» **INSTRUCTION**
Examine the material below. Gather every line in which the string "fluid" appears.

» **RAW DATA**
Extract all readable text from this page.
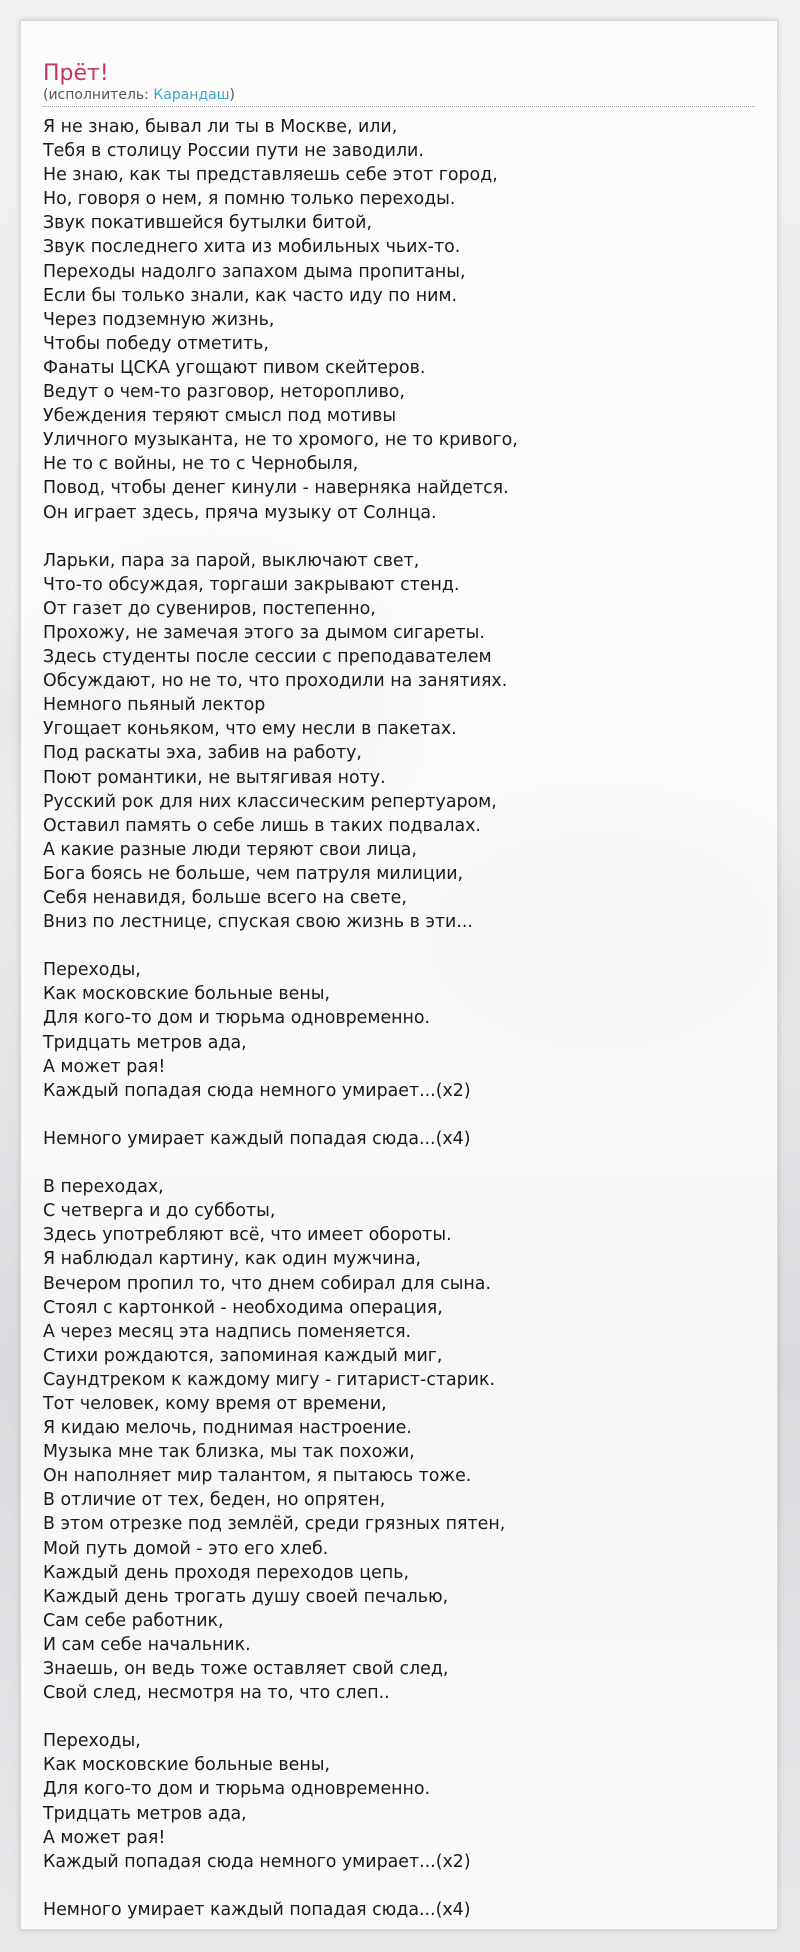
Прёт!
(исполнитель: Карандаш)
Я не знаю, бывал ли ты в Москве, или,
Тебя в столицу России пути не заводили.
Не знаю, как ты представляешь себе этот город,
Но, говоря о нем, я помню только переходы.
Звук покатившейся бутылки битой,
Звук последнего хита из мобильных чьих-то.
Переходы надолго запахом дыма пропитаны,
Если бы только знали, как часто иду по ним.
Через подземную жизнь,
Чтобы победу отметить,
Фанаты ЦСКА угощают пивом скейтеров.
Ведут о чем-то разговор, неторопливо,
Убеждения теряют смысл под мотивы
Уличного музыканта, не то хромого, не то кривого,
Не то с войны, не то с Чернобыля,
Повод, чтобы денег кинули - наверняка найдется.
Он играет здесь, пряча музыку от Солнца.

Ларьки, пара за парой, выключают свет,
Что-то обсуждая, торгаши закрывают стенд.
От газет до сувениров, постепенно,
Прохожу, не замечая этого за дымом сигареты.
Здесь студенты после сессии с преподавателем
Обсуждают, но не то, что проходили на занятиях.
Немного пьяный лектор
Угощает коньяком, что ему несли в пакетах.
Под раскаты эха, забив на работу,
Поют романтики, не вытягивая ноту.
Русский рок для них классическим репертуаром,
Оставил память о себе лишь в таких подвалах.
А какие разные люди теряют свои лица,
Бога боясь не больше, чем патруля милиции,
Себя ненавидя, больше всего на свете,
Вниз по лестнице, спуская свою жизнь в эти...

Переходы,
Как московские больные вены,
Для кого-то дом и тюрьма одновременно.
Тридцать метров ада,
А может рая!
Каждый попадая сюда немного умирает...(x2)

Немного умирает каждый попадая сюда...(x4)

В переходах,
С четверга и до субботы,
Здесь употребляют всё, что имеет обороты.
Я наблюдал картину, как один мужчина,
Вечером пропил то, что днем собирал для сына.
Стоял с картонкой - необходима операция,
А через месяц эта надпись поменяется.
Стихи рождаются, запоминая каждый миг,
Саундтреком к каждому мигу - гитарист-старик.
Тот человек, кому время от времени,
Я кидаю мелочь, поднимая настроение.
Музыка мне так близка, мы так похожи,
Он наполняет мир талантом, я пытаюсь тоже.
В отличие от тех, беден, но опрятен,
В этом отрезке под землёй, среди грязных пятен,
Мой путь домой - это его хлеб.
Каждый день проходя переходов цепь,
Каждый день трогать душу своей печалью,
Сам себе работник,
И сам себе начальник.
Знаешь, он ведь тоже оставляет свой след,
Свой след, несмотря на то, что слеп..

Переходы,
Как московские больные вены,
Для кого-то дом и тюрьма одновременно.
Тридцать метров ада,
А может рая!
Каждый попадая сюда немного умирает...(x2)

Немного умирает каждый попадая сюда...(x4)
---
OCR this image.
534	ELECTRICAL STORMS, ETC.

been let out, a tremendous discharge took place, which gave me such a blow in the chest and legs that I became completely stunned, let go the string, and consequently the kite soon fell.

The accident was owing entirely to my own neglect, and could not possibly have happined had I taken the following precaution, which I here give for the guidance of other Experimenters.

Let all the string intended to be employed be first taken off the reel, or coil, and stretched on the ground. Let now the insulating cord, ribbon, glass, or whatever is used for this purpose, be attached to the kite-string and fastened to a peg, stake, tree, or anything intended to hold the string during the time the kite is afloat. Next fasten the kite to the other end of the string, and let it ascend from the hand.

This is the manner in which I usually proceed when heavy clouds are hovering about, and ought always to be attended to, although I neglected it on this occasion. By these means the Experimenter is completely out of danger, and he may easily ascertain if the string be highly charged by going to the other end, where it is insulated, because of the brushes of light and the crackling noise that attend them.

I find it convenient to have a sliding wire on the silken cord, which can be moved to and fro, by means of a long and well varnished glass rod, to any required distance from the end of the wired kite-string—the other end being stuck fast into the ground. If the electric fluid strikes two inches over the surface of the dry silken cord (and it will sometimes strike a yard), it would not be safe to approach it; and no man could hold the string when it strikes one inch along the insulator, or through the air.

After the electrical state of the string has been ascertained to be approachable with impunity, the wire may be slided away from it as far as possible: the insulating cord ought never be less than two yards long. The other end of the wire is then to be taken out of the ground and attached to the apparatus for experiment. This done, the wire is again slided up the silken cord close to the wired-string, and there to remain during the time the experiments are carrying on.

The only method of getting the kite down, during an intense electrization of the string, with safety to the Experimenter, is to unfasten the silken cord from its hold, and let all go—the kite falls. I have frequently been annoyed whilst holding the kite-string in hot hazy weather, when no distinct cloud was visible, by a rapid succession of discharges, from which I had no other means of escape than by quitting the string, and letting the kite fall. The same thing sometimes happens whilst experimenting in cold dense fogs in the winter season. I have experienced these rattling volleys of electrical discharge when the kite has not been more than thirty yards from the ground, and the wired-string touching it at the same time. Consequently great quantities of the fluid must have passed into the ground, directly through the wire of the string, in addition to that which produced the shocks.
---
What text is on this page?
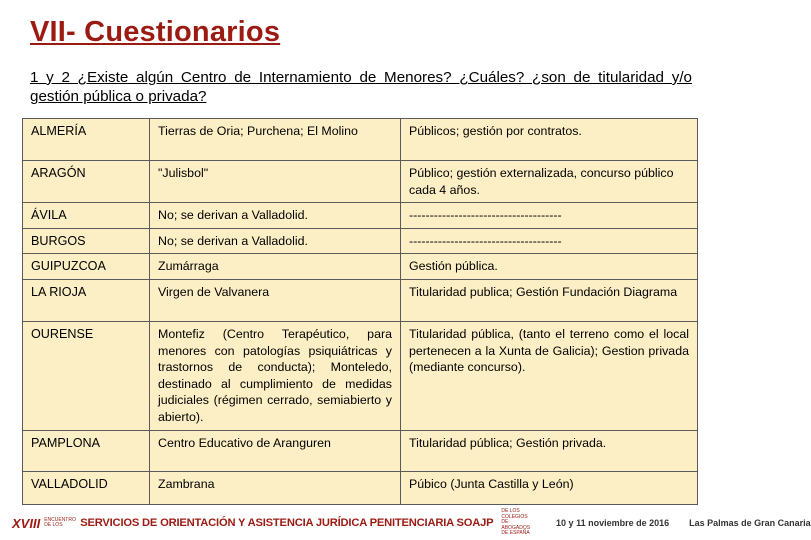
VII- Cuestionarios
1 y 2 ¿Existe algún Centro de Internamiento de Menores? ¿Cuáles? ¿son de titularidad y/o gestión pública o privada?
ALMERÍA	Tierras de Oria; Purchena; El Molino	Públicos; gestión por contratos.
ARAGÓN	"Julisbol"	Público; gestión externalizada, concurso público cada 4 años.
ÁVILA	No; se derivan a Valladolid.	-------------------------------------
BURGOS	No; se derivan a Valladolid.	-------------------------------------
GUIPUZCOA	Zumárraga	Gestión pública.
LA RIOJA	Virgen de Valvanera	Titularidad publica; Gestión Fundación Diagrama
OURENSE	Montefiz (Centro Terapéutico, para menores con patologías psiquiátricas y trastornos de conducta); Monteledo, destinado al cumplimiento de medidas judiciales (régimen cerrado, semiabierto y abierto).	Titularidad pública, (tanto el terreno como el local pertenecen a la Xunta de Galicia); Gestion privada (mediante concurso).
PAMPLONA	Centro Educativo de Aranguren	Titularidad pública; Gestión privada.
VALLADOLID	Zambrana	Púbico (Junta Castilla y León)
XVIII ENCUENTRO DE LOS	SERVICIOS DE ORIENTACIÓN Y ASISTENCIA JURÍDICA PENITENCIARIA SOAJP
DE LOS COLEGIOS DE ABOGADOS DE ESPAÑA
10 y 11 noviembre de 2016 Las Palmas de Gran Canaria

» **TASK SOLUTION**
I find it convenient to have a sliding wire on the silken cord, which can be moved to and fro, by means of a long and well varnished glass rod, to any required distance from the end of the wired kite-string—the other end being stuck fast into the ground. If the electric fluid strikes two inches over the surface of the dry silken cord (and it will sometimes strike a yard), it would not be safe to approach it; and no man could hold the string when it strikes one inch along the insulator, or through the air.
The only method of getting the kite down, during an intense electrization of the string, with safety to the Experimenter, is to unfasten the silken cord from its hold, and let all go—the kite falls. I have frequently been annoyed whilst holding the kite-string in hot hazy weather, when no distinct cloud was visible, by a rapid succession of discharges, from which I had no other means of escape than by quitting the string, and letting the kite fall. The same thing sometimes happens whilst experimenting in cold dense fogs in the winter season. I have experienced these rattling volleys of electrical discharge when the kite has not been more than thirty yards from the ground, and the wired-string touching it at the same time. Consequently great quantities of the fluid must have passed into the ground, directly through the wire of the string, in addition to that which produced the shocks.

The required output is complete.